GOAL:
Set the listing down again exactly, please, apart from its pictures.

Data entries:
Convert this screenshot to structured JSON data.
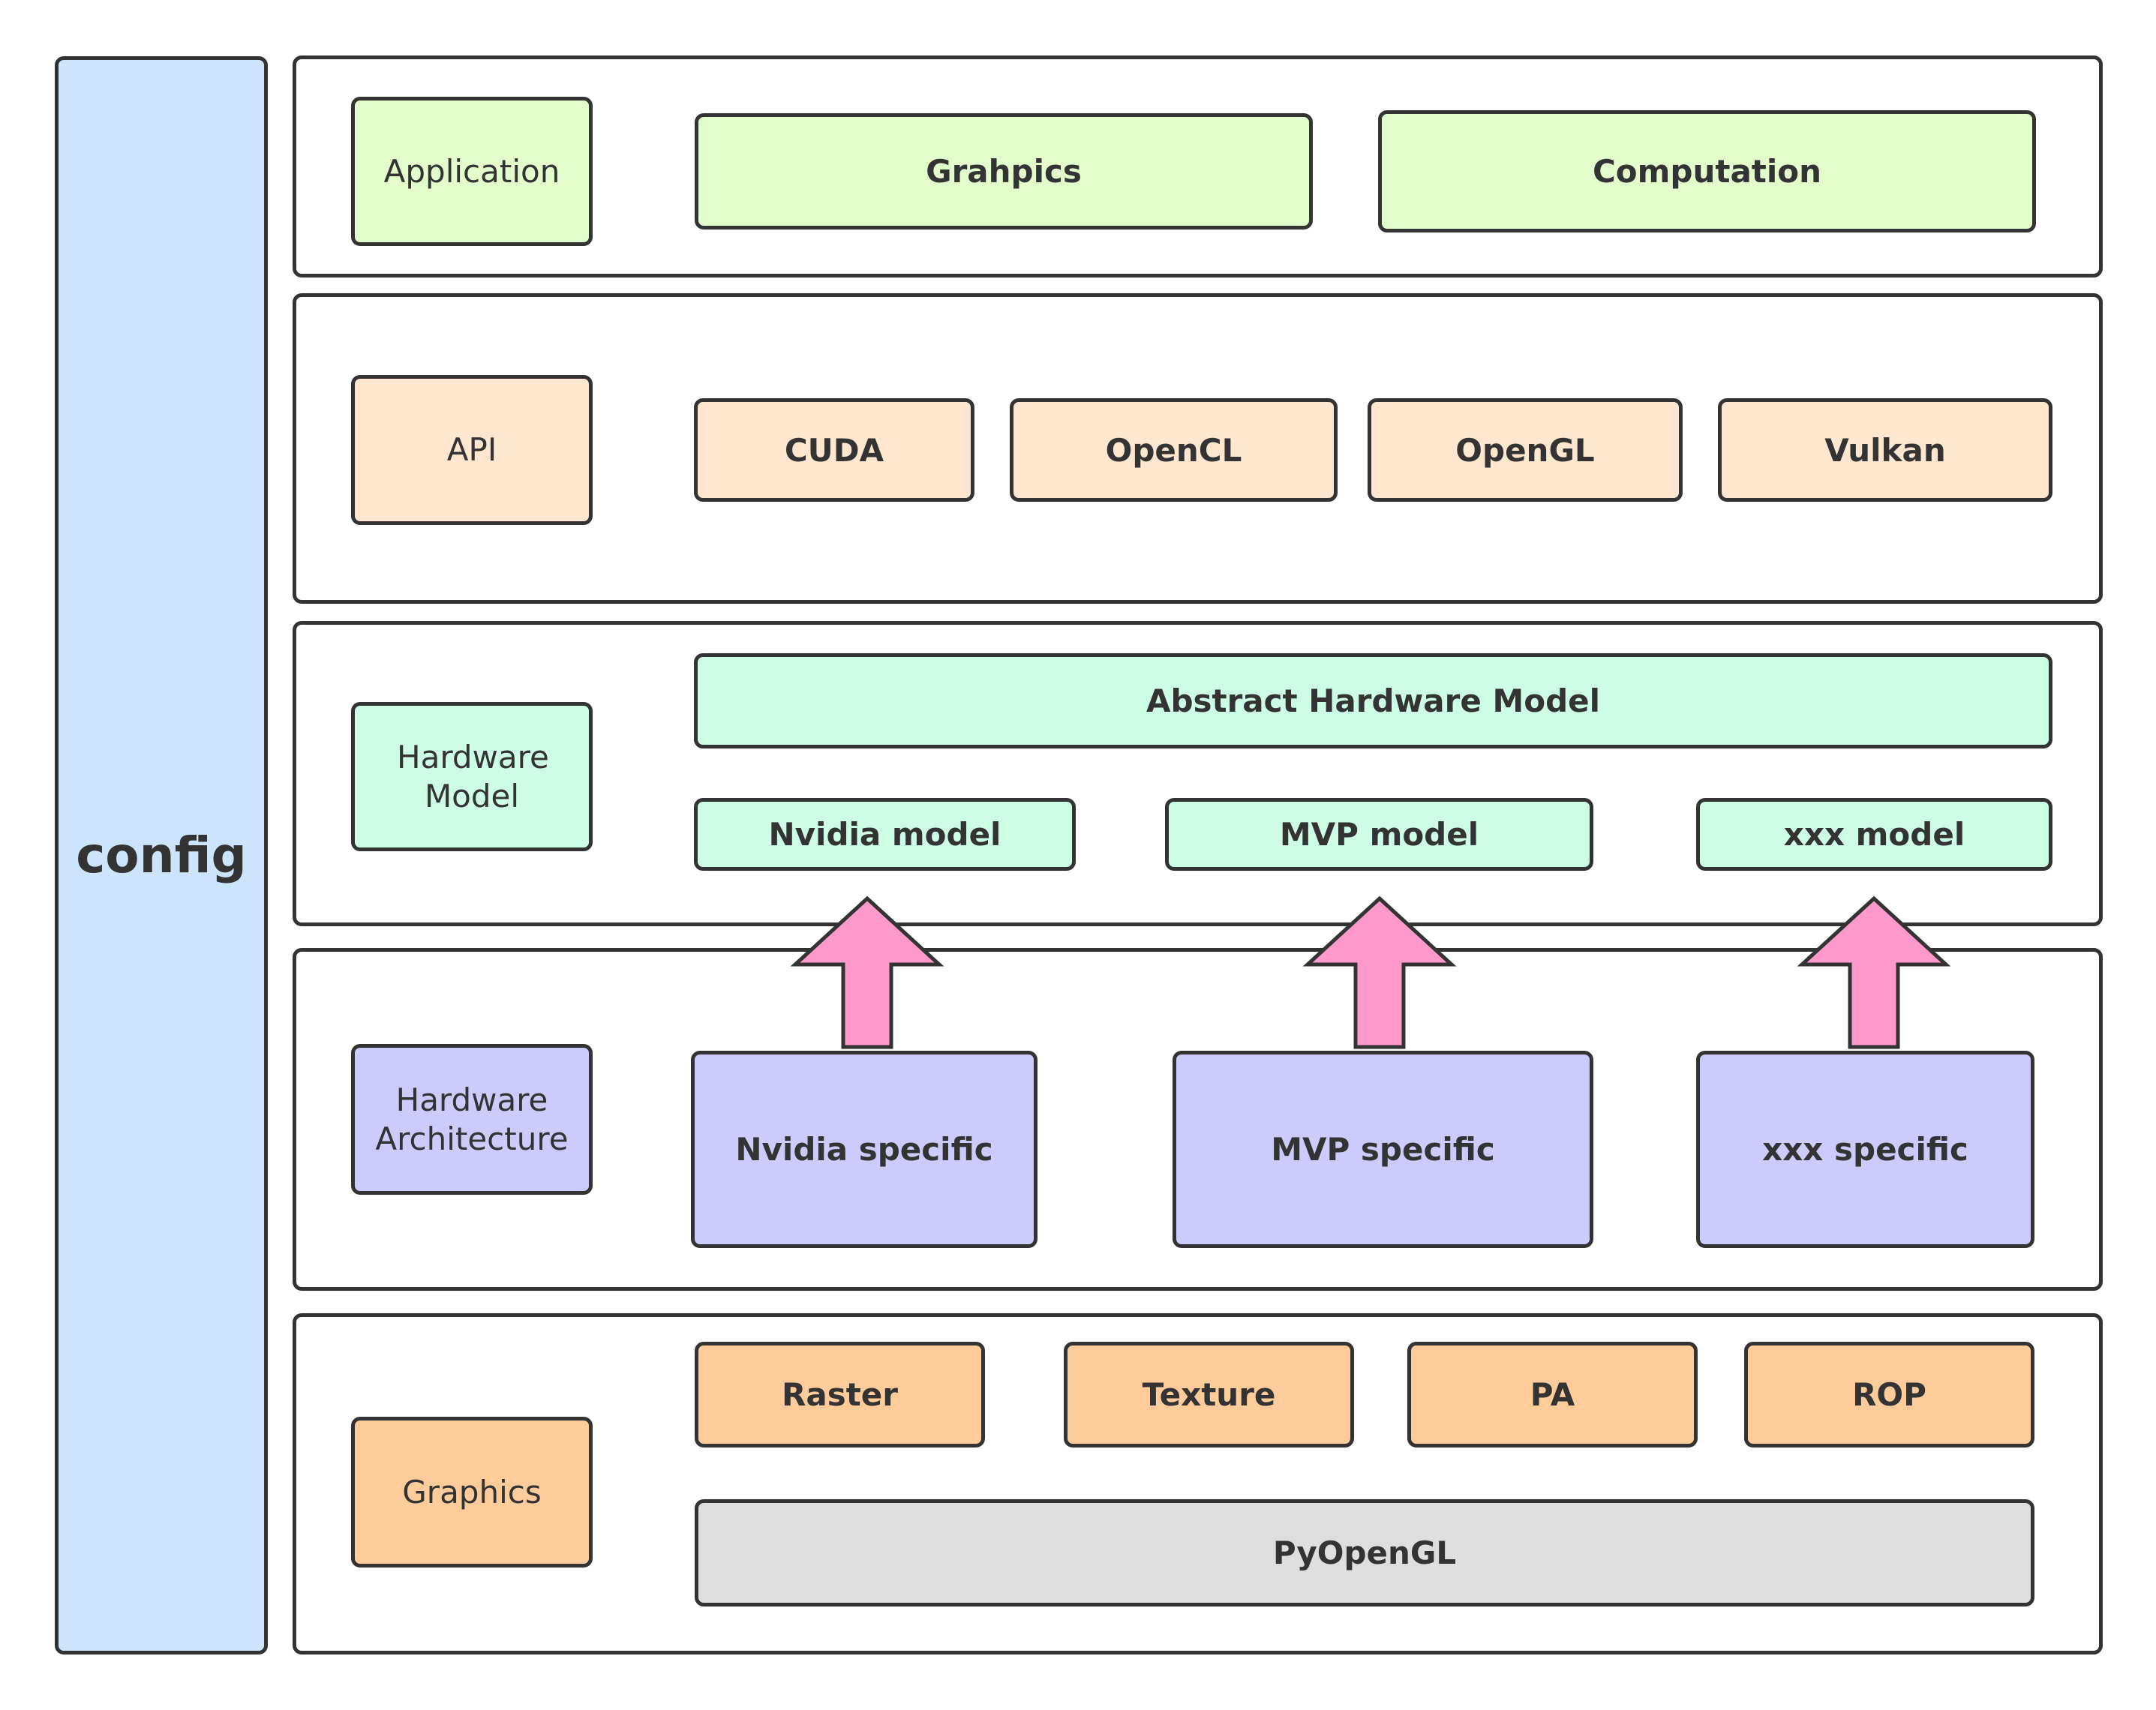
{
  "colors": {
    "border": "#333333",
    "config": "#cce5fd",
    "application": "#e3fccc",
    "api": "#fee6cf",
    "hardware_model": "#cdfde5",
    "hardware_architecture": "#cccbfb",
    "graphics": "#fecc9a",
    "pyopengl": "#dedede",
    "arrow": "#fd9acb"
  },
  "config": {
    "label": "config"
  },
  "layers": {
    "application": {
      "label": "Application",
      "items": [
        "Grahpics",
        "Computation"
      ]
    },
    "api": {
      "label": "API",
      "items": [
        "CUDA",
        "OpenCL",
        "OpenGL",
        "Vulkan"
      ]
    },
    "hardware_model": {
      "label": "Hardware Model",
      "abstract": "Abstract Hardware Model",
      "items": [
        "Nvidia model",
        "MVP model",
        "xxx model"
      ]
    },
    "hardware_architecture": {
      "label": "Hardware Architecture",
      "items": [
        "Nvidia specific",
        "MVP specific",
        "xxx specific"
      ]
    },
    "graphics": {
      "label": "Graphics",
      "items": [
        "Raster",
        "Texture",
        "PA",
        "ROP"
      ],
      "base": "PyOpenGL"
    }
  },
  "arrows": [
    {
      "from": "Nvidia specific",
      "to": "Nvidia model",
      "direction": "up"
    },
    {
      "from": "MVP specific",
      "to": "MVP model",
      "direction": "up"
    },
    {
      "from": "xxx specific",
      "to": "xxx model",
      "direction": "up"
    }
  ]
}
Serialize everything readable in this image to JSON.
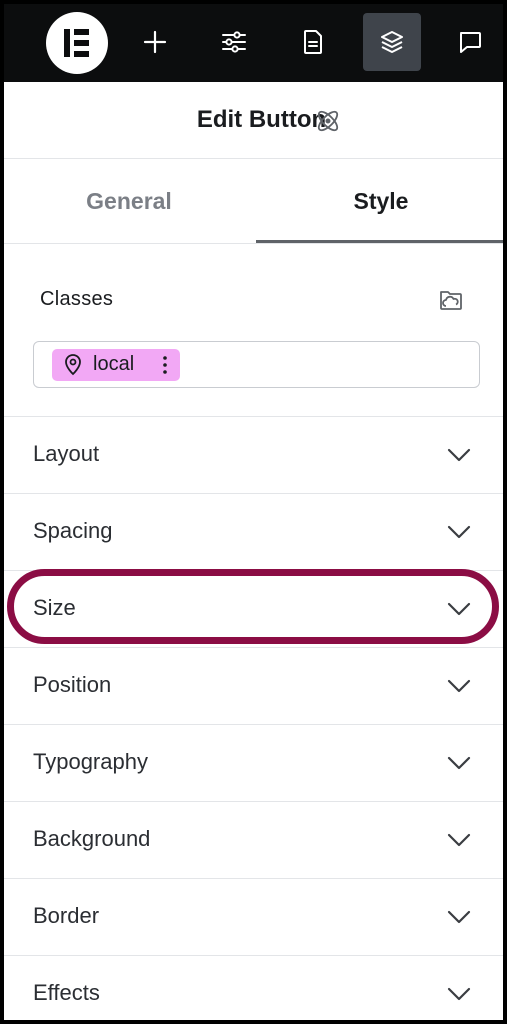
{
  "toolbar": {
    "items": [
      {
        "name": "elementor-logo"
      },
      {
        "name": "plus-icon"
      },
      {
        "name": "sliders-icon"
      },
      {
        "name": "document-icon"
      },
      {
        "name": "layers-icon",
        "active": true
      },
      {
        "name": "chat-icon"
      }
    ]
  },
  "panel": {
    "title": "Edit Button",
    "title_icon": "atom-icon"
  },
  "tabs": [
    {
      "label": "General",
      "active": false
    },
    {
      "label": "Style",
      "active": true
    }
  ],
  "classes": {
    "label": "Classes",
    "action_icon": "cloud-folder-icon",
    "chips": [
      {
        "label": "local",
        "icon": "map-pin-icon",
        "color": "#f2a8f5"
      }
    ]
  },
  "sections": [
    {
      "label": "Layout"
    },
    {
      "label": "Spacing"
    },
    {
      "label": "Size",
      "highlighted": true
    },
    {
      "label": "Position"
    },
    {
      "label": "Typography"
    },
    {
      "label": "Background"
    },
    {
      "label": "Border"
    },
    {
      "label": "Effects"
    }
  ],
  "colors": {
    "topbar_bg": "#0c0d0e",
    "active_toolbar_btn": "#3f444b",
    "chip_bg": "#f2a8f5",
    "highlight_ring": "#8b0d44"
  }
}
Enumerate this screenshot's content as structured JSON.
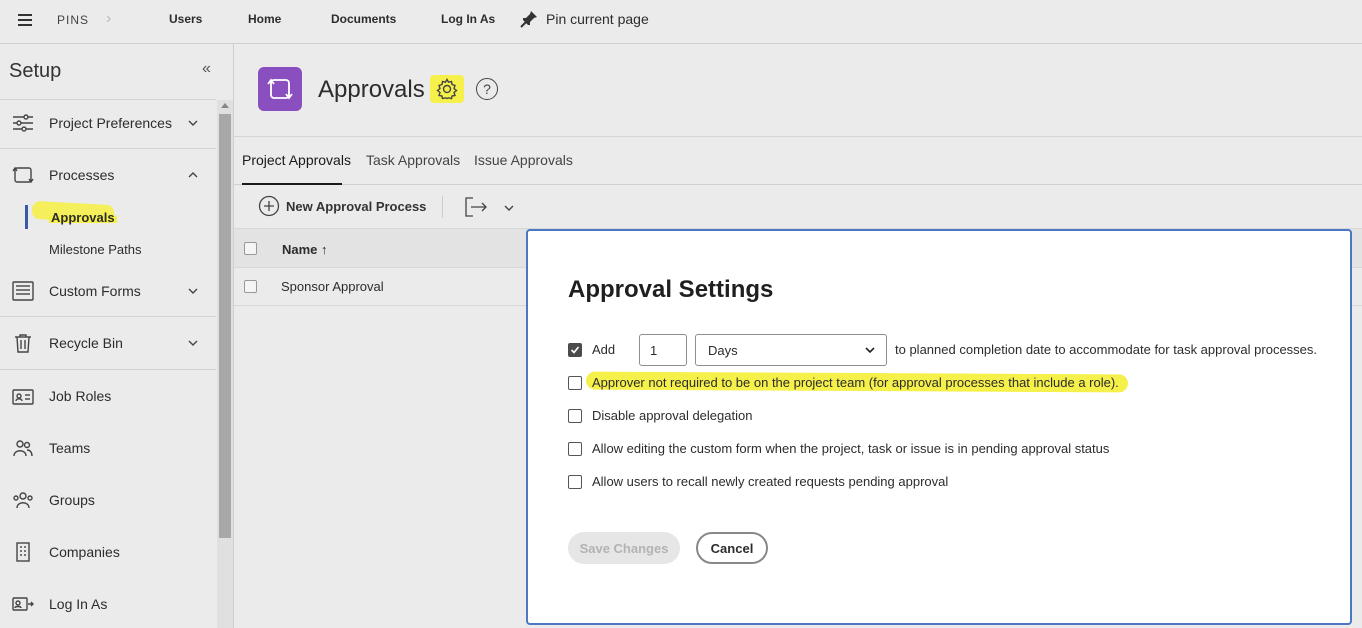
{
  "topbar": {
    "brand": "PINS",
    "nav": [
      "Users",
      "Home",
      "Documents",
      "Log In As"
    ],
    "pin_label": "Pin current page"
  },
  "sidebar": {
    "title": "Setup",
    "items": [
      {
        "label": "Project Preferences",
        "icon": "sliders-icon",
        "expandable": true
      },
      {
        "label": "Processes",
        "icon": "process-icon",
        "expandable": true,
        "expanded": true
      },
      {
        "label": "Custom Forms",
        "icon": "form-icon",
        "expandable": true
      },
      {
        "label": "Recycle Bin",
        "icon": "trash-icon",
        "expandable": true
      },
      {
        "label": "Job Roles",
        "icon": "id-card-icon"
      },
      {
        "label": "Teams",
        "icon": "teams-icon"
      },
      {
        "label": "Groups",
        "icon": "groups-icon"
      },
      {
        "label": "Companies",
        "icon": "building-icon"
      },
      {
        "label": "Log In As",
        "icon": "login-icon"
      }
    ],
    "subitems": [
      {
        "label": "Approvals",
        "active": true
      },
      {
        "label": "Milestone Paths"
      }
    ]
  },
  "main": {
    "title": "Approvals",
    "tabs": [
      "Project Approvals",
      "Task Approvals",
      "Issue Approvals"
    ],
    "new_button": "New Approval Process",
    "table": {
      "column": "Name ↑",
      "rows": [
        "Sponsor Approval"
      ]
    }
  },
  "modal": {
    "title": "Approval Settings",
    "add_label": "Add",
    "add_value": "1",
    "unit_selected": "Days",
    "add_suffix": "to planned completion date to accommodate for task approval processes.",
    "options": [
      {
        "label": "Approver not required to be on the project team (for approval processes that include a role).",
        "checked": false
      },
      {
        "label": "Disable approval delegation",
        "checked": false
      },
      {
        "label": "Allow editing the custom form when the project, task or issue is in pending approval status",
        "checked": false
      },
      {
        "label": "Allow users to recall newly created requests pending approval",
        "checked": false
      }
    ],
    "save_label": "Save Changes",
    "cancel_label": "Cancel"
  },
  "colors": {
    "accent_purple": "#8a4fbf",
    "modal_border": "#4a78c2",
    "highlight": "#f5f04a",
    "active_bar": "#3a5aa8"
  }
}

SOLUTION FOR THIS TASK:
Convert this screenshot to structured JSON data.
{
  "colors": {
    "border": "#333333",
    "config": "#cce5fd",
    "application": "#e3fccc",
    "api": "#fee6cf",
    "hardware_model": "#cdfde5",
    "hardware_architecture": "#cccbfb",
    "graphics": "#fecc9a",
    "pyopengl": "#dedede",
    "arrow": "#fd9acb"
  },
  "config": {
    "label": "config"
  },
  "layers": {
    "application": {
      "label": "Application",
      "items": [
        "Grahpics",
        "Computation"
      ]
    },
    "api": {
      "label": "API",
      "items": [
        "CUDA",
        "OpenCL",
        "OpenGL",
        "Vulkan"
      ]
    },
    "hardware_model": {
      "label": "Hardware Model",
      "abstract": "Abstract Hardware Model",
      "items": [
        "Nvidia model",
        "MVP model",
        "xxx model"
      ]
    },
    "hardware_architecture": {
      "label": "Hardware Architecture",
      "items": [
        "Nvidia specific",
        "MVP specific",
        "xxx specific"
      ]
    },
    "graphics": {
      "label": "Graphics",
      "items": [
        "Raster",
        "Texture",
        "PA",
        "ROP"
      ],
      "base": "PyOpenGL"
    }
  },
  "arrows": [
    {
      "from": "Nvidia specific",
      "to": "Nvidia model",
      "direction": "up"
    },
    {
      "from": "MVP specific",
      "to": "MVP model",
      "direction": "up"
    },
    {
      "from": "xxx specific",
      "to": "xxx model",
      "direction": "up"
    }
  ]
}
Serialize everything readable in this image to JSON.
{
  "toolbar": {
    "items": [
      {
        "name": "elementor-logo"
      },
      {
        "name": "plus-icon"
      },
      {
        "name": "sliders-icon"
      },
      {
        "name": "document-icon"
      },
      {
        "name": "layers-icon",
        "active": true
      },
      {
        "name": "chat-icon"
      }
    ]
  },
  "panel": {
    "title": "Edit Button",
    "title_icon": "atom-icon"
  },
  "tabs": [
    {
      "label": "General",
      "active": false
    },
    {
      "label": "Style",
      "active": true
    }
  ],
  "classes": {
    "label": "Classes",
    "action_icon": "cloud-folder-icon",
    "chips": [
      {
        "label": "local",
        "icon": "map-pin-icon",
        "color": "#f2a8f5"
      }
    ]
  },
  "sections": [
    {
      "label": "Layout"
    },
    {
      "label": "Spacing"
    },
    {
      "label": "Size",
      "highlighted": true
    },
    {
      "label": "Position"
    },
    {
      "label": "Typography"
    },
    {
      "label": "Background"
    },
    {
      "label": "Border"
    },
    {
      "label": "Effects"
    }
  ],
  "colors": {
    "topbar_bg": "#0c0d0e",
    "active_toolbar_btn": "#3f444b",
    "chip_bg": "#f2a8f5",
    "highlight_ring": "#8b0d44"
  }
}
Enumerate this screenshot's content as structured JSON.
{
  "topbar": {
    "brand": "PINS",
    "nav": [
      "Users",
      "Home",
      "Documents",
      "Log In As"
    ],
    "pin_label": "Pin current page"
  },
  "sidebar": {
    "title": "Setup",
    "items": [
      {
        "label": "Project Preferences",
        "icon": "sliders-icon",
        "expandable": true
      },
      {
        "label": "Processes",
        "icon": "process-icon",
        "expandable": true,
        "expanded": true
      },
      {
        "label": "Custom Forms",
        "icon": "form-icon",
        "expandable": true
      },
      {
        "label": "Recycle Bin",
        "icon": "trash-icon",
        "expandable": true
      },
      {
        "label": "Job Roles",
        "icon": "id-card-icon"
      },
      {
        "label": "Teams",
        "icon": "teams-icon"
      },
      {
        "label": "Groups",
        "icon": "groups-icon"
      },
      {
        "label": "Companies",
        "icon": "building-icon"
      },
      {
        "label": "Log In As",
        "icon": "login-icon"
      }
    ],
    "subitems": [
      {
        "label": "Approvals",
        "active": true
      },
      {
        "label": "Milestone Paths"
      }
    ]
  },
  "main": {
    "title": "Approvals",
    "tabs": [
      "Project Approvals",
      "Task Approvals",
      "Issue Approvals"
    ],
    "new_button": "New Approval Process",
    "table": {
      "column": "Name ↑",
      "rows": [
        "Sponsor Approval"
      ]
    }
  },
  "modal": {
    "title": "Approval Settings",
    "add_label": "Add",
    "add_value": "1",
    "unit_selected": "Days",
    "add_suffix": "to planned completion date to accommodate for task approval processes.",
    "options": [
      {
        "label": "Approver not required to be on the project team (for approval processes that include a role).",
        "checked": false
      },
      {
        "label": "Disable approval delegation",
        "checked": false
      },
      {
        "label": "Allow editing the custom form when the project, task or issue is in pending approval status",
        "checked": false
      },
      {
        "label": "Allow users to recall newly created requests pending approval",
        "checked": false
      }
    ],
    "save_label": "Save Changes",
    "cancel_label": "Cancel"
  },
  "colors": {
    "accent_purple": "#8a4fbf",
    "modal_border": "#4a78c2",
    "highlight": "#f5f04a",
    "active_bar": "#3a5aa8"
  }
}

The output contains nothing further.